→ TUGAS DIKERJAKAN
Salin persis bagian teks tentang perayaan kaum Fatimiyyun, mulai dari "Perhatikanlah pula perkataan" dan terus sampai "Hawliyah, 146, 158)".

→ POTONGAN DOKUMEN
┄┄┄┄┄┄┄┄┄┄┄┄┄┄┄┄┄┄┄┄
Perhatikanlah pula perkataan Al Maqrizy di atas, begitu banyak perayaan yang dilakukan oleh Fatimiyyun dalam setahun, kurang lebih ada 25 perayaan. Bahkan lebih parah lagi mereka juga mengadakan perayaan hari raya orang Majusi dan Nashrani yaitu hari Nauruz (Tahun Baru Persia), hari Al Ghottos, hari Milad (Natal), dan hari Al Khomisul ‘Adas (perayaan tiga hari selelum Paskah). Ini pertanda bahwa mereka jauh dari Islam. Bahkan perayaan-perayaan maulid yang diadakan oleh Fatimiyyun tadi hanyalah untuk menarik banyak masa supaya mengikuti madzhab mereka. Jika kita menilik aqidah mereka, maka akan nampak bahwa mereka memiliki aqidah yang rusak dan mereka adalah pelopor dakwah Batiniyyah yang sesat. (Lihat Al Bida’ Al Hawliyah, 146, 158)
┄┄┄┄┄┄┄┄┄┄┄┄┄┄┄┄┄┄┄┄
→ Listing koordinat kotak
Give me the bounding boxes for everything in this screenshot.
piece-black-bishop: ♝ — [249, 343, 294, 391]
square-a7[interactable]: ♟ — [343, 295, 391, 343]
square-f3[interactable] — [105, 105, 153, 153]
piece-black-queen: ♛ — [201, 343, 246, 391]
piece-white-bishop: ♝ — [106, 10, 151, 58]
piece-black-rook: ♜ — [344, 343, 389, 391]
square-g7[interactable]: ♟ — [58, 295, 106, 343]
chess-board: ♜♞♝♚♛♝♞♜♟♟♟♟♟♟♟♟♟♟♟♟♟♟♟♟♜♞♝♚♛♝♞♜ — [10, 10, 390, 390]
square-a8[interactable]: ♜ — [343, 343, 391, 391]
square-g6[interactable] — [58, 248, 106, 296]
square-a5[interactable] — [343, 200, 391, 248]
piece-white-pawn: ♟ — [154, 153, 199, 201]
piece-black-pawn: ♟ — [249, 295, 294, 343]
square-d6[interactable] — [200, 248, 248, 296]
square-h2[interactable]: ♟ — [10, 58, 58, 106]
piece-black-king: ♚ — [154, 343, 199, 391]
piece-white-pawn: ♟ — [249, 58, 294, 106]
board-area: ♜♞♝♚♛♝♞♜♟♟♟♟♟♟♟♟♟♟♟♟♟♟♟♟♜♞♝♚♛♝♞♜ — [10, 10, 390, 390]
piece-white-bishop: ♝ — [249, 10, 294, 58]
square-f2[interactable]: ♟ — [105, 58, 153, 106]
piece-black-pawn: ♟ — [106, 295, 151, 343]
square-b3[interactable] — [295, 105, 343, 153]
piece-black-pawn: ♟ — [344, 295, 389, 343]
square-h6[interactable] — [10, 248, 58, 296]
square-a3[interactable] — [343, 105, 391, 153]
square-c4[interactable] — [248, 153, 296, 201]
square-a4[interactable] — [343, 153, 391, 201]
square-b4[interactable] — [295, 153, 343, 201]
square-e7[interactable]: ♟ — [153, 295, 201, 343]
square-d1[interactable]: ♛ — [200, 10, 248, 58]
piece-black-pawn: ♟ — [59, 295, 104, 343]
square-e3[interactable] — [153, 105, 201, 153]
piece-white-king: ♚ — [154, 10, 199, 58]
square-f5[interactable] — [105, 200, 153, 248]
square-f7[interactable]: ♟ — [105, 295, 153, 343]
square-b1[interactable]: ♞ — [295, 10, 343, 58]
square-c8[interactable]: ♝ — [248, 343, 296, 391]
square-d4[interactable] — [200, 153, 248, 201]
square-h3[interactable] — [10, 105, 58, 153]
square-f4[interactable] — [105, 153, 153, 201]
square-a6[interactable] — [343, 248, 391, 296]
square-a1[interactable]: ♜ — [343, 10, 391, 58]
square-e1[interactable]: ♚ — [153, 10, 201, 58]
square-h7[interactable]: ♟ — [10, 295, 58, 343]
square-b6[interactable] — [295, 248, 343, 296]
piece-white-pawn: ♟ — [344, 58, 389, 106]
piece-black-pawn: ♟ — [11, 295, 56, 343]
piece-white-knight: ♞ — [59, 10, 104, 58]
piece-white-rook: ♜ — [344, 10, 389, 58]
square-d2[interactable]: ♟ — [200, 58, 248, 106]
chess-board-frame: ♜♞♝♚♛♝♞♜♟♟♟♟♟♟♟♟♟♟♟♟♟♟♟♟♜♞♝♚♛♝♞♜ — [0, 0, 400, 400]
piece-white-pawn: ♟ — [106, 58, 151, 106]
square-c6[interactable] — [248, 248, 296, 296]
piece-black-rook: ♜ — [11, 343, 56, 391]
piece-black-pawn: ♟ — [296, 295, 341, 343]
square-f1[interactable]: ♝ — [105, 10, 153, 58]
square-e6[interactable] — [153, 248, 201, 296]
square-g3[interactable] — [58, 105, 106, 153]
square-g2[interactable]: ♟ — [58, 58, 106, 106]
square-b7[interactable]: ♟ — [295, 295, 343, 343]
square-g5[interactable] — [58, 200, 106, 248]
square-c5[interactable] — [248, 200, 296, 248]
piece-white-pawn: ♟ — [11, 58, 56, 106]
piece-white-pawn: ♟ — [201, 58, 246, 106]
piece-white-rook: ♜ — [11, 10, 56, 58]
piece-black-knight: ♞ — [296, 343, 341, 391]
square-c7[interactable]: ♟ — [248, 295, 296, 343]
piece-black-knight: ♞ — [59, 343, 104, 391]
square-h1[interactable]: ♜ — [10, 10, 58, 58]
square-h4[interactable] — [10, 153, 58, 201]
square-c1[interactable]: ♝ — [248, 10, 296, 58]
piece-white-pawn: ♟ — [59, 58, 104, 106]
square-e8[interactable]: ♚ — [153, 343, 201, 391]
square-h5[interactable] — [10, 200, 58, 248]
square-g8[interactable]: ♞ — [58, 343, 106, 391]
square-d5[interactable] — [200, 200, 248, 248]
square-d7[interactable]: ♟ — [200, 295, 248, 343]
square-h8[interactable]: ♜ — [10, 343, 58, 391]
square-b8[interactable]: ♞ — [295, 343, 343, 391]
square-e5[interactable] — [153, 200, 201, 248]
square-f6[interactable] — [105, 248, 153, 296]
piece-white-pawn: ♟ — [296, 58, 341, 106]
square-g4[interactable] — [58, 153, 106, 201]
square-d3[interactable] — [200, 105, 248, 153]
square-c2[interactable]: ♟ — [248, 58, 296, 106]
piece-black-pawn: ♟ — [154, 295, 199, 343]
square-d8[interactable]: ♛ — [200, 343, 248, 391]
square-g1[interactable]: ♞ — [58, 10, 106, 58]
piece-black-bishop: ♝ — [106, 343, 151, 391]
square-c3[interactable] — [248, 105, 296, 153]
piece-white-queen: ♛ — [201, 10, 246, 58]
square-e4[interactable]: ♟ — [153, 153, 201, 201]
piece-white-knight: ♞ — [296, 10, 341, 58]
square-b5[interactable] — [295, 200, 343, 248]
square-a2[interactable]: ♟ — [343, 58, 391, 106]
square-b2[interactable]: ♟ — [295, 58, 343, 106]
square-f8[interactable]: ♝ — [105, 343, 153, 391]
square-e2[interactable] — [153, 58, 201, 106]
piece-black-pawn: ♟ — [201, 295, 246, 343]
┄┄┄┄┄┄┄┄┄┄┄┄┄┄┄┄┄┄┄┄
→ HASIL LATIHAN
Perhatikanlah pula perkataan Al Maqrizy di atas, begitu banyak perayaan yang dilakukan oleh Fatimiyyun dalam setahun, kurang lebih ada 25 perayaan. Bahkan lebih parah lagi mereka juga mengadakan perayaan hari raya orang Majusi dan Nashrani yaitu hari Nauruz (Tahun Baru Persia), hari Al Ghottos, hari Milad (Natal), dan hari Al Khomisul ‘Adas (perayaan tiga hari selelum Paskah). Ini pertanda bahwa mereka jauh dari Islam. Bahkan perayaan-perayaan maulid yang diadakan oleh Fatimiyyun tadi hanyalah untuk menarik banyak masa supaya mengikuti madzhab mereka. Jika kita menilik aqidah mereka, maka akan nampak bahwa mereka memiliki aqidah yang rusak dan mereka adalah pelopor dakwah Batiniyyah yang sesat. (Lihat Al Bida’ Al Hawliyah, 146, 158)